> Task to complete: Repeat each entry word for word. Leave any images out of the copy.

> Extracted records:
---

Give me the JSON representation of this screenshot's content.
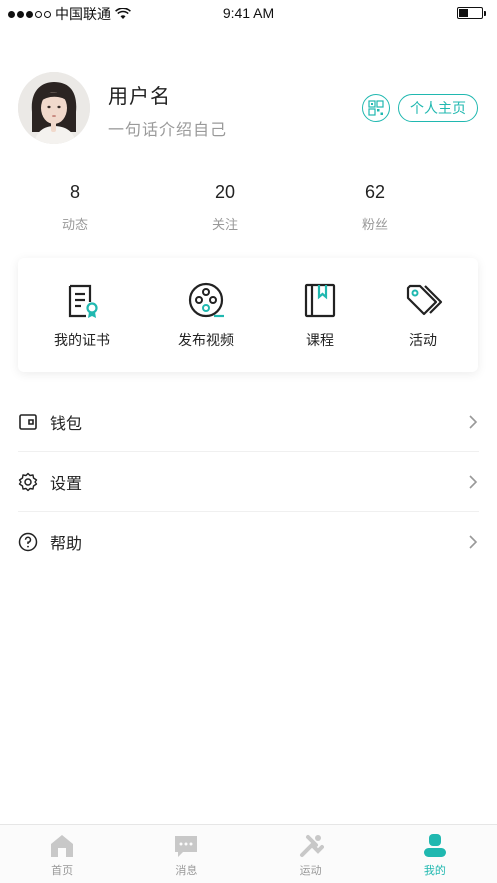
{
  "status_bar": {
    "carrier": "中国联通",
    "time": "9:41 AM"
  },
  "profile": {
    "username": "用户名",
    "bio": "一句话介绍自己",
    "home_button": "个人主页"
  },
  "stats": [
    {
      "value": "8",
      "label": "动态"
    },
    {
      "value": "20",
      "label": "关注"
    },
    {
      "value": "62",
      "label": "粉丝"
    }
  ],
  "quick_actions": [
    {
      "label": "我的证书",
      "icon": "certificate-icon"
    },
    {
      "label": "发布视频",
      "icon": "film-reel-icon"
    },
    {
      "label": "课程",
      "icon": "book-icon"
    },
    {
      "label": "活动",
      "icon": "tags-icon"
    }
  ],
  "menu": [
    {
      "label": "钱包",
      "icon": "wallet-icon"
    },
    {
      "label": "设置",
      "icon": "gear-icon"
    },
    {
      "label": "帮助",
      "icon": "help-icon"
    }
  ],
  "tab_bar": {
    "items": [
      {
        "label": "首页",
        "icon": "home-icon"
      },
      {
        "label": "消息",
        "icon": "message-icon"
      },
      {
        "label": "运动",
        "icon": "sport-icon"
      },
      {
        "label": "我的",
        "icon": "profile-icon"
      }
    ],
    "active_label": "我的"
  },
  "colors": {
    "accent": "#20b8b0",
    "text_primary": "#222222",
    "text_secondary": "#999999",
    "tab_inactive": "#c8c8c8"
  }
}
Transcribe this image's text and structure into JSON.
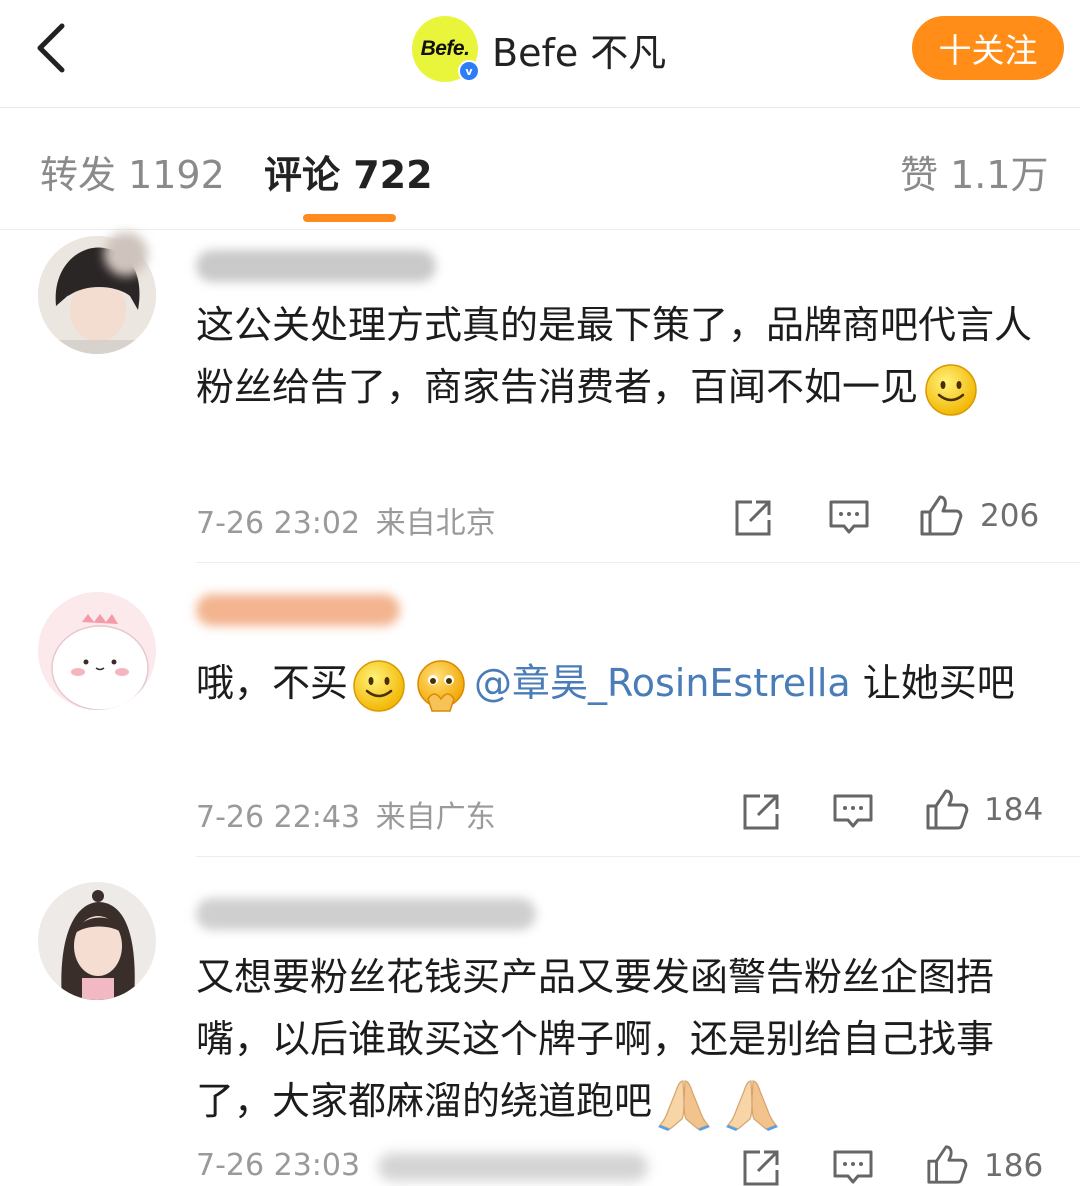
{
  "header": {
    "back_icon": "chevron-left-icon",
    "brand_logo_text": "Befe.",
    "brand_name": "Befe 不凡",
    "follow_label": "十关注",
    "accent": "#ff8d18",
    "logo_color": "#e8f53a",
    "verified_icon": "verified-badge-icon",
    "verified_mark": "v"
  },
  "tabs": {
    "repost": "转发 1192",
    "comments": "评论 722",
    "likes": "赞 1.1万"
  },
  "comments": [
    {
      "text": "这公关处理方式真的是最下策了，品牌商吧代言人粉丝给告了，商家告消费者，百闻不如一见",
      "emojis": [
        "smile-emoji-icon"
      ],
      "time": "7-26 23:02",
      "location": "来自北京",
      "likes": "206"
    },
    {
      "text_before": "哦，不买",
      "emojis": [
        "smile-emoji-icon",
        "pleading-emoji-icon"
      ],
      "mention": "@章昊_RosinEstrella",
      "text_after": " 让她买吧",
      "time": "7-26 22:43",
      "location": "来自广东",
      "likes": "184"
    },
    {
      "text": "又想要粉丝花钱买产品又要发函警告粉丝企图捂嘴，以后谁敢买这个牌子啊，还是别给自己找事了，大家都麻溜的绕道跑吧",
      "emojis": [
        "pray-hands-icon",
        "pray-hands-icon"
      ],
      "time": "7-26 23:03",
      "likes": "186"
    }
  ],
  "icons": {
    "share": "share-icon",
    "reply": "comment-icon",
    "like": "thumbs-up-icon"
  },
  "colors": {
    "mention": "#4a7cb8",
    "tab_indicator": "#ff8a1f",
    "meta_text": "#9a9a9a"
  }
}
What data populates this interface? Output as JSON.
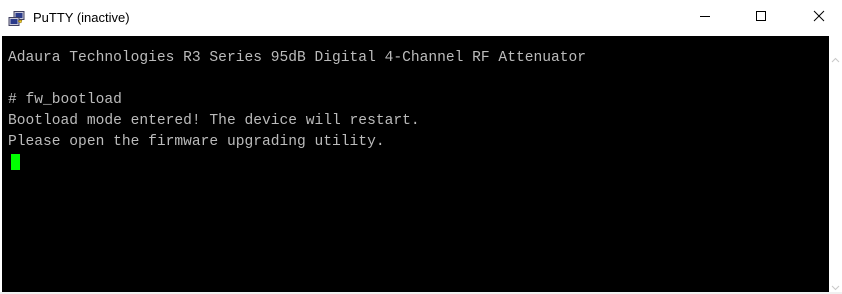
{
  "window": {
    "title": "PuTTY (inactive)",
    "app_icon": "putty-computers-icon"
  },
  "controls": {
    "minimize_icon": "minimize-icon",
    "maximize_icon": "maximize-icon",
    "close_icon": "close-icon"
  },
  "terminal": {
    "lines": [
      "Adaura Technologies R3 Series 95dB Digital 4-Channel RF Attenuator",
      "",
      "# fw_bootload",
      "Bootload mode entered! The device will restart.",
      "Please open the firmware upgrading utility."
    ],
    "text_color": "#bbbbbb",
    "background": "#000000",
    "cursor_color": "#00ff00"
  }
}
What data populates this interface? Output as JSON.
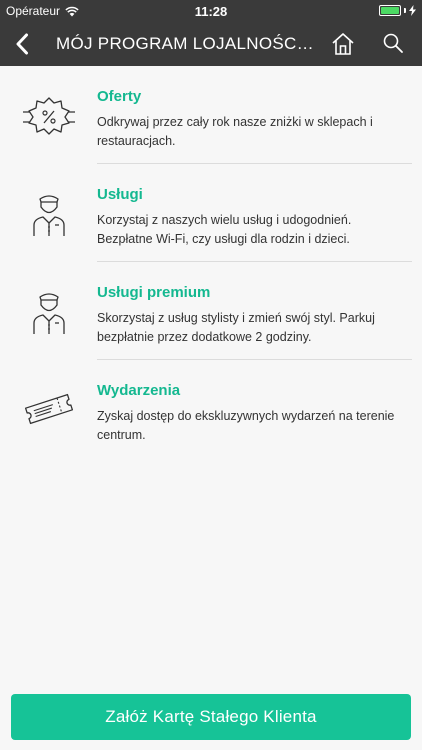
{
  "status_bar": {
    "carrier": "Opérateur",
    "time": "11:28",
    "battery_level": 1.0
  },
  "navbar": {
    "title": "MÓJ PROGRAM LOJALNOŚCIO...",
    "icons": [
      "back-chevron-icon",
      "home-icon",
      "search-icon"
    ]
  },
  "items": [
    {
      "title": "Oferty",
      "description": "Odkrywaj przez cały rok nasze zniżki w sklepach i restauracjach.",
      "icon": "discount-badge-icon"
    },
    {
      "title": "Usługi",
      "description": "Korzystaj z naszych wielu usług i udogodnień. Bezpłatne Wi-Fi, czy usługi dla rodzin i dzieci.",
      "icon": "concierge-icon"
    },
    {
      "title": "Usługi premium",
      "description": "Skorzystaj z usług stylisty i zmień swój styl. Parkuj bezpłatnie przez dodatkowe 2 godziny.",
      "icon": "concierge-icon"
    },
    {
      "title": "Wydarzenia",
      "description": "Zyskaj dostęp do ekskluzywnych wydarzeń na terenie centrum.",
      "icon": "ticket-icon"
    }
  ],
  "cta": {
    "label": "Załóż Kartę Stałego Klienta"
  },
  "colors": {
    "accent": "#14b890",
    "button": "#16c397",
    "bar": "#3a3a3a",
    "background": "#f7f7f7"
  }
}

---

> Task response:
Give me the JSON representation of this screenshot's content.
{
  "status_bar": {
    "carrier": "中国联通",
    "time": "9:41 AM"
  },
  "profile": {
    "username": "用户名",
    "bio": "一句话介绍自己",
    "home_button": "个人主页"
  },
  "stats": [
    {
      "value": "8",
      "label": "动态"
    },
    {
      "value": "20",
      "label": "关注"
    },
    {
      "value": "62",
      "label": "粉丝"
    }
  ],
  "quick_actions": [
    {
      "label": "我的证书",
      "icon": "certificate-icon"
    },
    {
      "label": "发布视频",
      "icon": "film-reel-icon"
    },
    {
      "label": "课程",
      "icon": "book-icon"
    },
    {
      "label": "活动",
      "icon": "tags-icon"
    }
  ],
  "menu": [
    {
      "label": "钱包",
      "icon": "wallet-icon"
    },
    {
      "label": "设置",
      "icon": "gear-icon"
    },
    {
      "label": "帮助",
      "icon": "help-icon"
    }
  ],
  "tab_bar": {
    "items": [
      {
        "label": "首页",
        "icon": "home-icon"
      },
      {
        "label": "消息",
        "icon": "message-icon"
      },
      {
        "label": "运动",
        "icon": "sport-icon"
      },
      {
        "label": "我的",
        "icon": "profile-icon"
      }
    ],
    "active_label": "我的"
  },
  "colors": {
    "accent": "#20b8b0",
    "text_primary": "#222222",
    "text_secondary": "#999999",
    "tab_inactive": "#c8c8c8"
  }
}
Transcribe this image's text and structure into JSON.
{
  "header": {
    "back_icon": "chevron-left-icon",
    "brand_logo_text": "Befe.",
    "brand_name": "Befe 不凡",
    "follow_label": "十关注",
    "accent": "#ff8d18",
    "logo_color": "#e8f53a",
    "verified_icon": "verified-badge-icon",
    "verified_mark": "v"
  },
  "tabs": {
    "repost": "转发 1192",
    "comments": "评论 722",
    "likes": "赞 1.1万"
  },
  "comments": [
    {
      "text": "这公关处理方式真的是最下策了，品牌商吧代言人粉丝给告了，商家告消费者，百闻不如一见",
      "emojis": [
        "smile-emoji-icon"
      ],
      "time": "7-26 23:02",
      "location": "来自北京",
      "likes": "206"
    },
    {
      "text_before": "哦，不买",
      "emojis": [
        "smile-emoji-icon",
        "pleading-emoji-icon"
      ],
      "mention": "@章昊_RosinEstrella",
      "text_after": " 让她买吧",
      "time": "7-26 22:43",
      "location": "来自广东",
      "likes": "184"
    },
    {
      "text": "又想要粉丝花钱买产品又要发函警告粉丝企图捂嘴，以后谁敢买这个牌子啊，还是别给自己找事了，大家都麻溜的绕道跑吧",
      "emojis": [
        "pray-hands-icon",
        "pray-hands-icon"
      ],
      "time": "7-26 23:03",
      "likes": "186"
    }
  ],
  "icons": {
    "share": "share-icon",
    "reply": "comment-icon",
    "like": "thumbs-up-icon"
  },
  "colors": {
    "mention": "#4a7cb8",
    "tab_indicator": "#ff8a1f",
    "meta_text": "#9a9a9a"
  }
}
What data populates this interface? Output as JSON.
{
  "window": {
    "title": "PuTTY (inactive)",
    "app_icon": "putty-computers-icon"
  },
  "controls": {
    "minimize_icon": "minimize-icon",
    "maximize_icon": "maximize-icon",
    "close_icon": "close-icon"
  },
  "terminal": {
    "lines": [
      "Adaura Technologies R3 Series 95dB Digital 4-Channel RF Attenuator",
      "",
      "# fw_bootload",
      "Bootload mode entered! The device will restart.",
      "Please open the firmware upgrading utility."
    ],
    "text_color": "#bbbbbb",
    "background": "#000000",
    "cursor_color": "#00ff00"
  }
}
What data populates this interface? Output as JSON.
{
  "status_bar": {
    "carrier": "Opérateur",
    "time": "11:28",
    "battery_level": 1.0
  },
  "navbar": {
    "title": "MÓJ PROGRAM LOJALNOŚCIO...",
    "icons": [
      "back-chevron-icon",
      "home-icon",
      "search-icon"
    ]
  },
  "items": [
    {
      "title": "Oferty",
      "description": "Odkrywaj przez cały rok nasze zniżki w sklepach i restauracjach.",
      "icon": "discount-badge-icon"
    },
    {
      "title": "Usługi",
      "description": "Korzystaj z naszych wielu usług i udogodnień. Bezpłatne Wi-Fi, czy usługi dla rodzin i dzieci.",
      "icon": "concierge-icon"
    },
    {
      "title": "Usługi premium",
      "description": "Skorzystaj z usług stylisty i zmień swój styl. Parkuj bezpłatnie przez dodatkowe 2 godziny.",
      "icon": "concierge-icon"
    },
    {
      "title": "Wydarzenia",
      "description": "Zyskaj dostęp do ekskluzywnych wydarzeń na terenie centrum.",
      "icon": "ticket-icon"
    }
  ],
  "cta": {
    "label": "Załóż Kartę Stałego Klienta"
  },
  "colors": {
    "accent": "#14b890",
    "button": "#16c397",
    "bar": "#3a3a3a",
    "background": "#f7f7f7"
  }
}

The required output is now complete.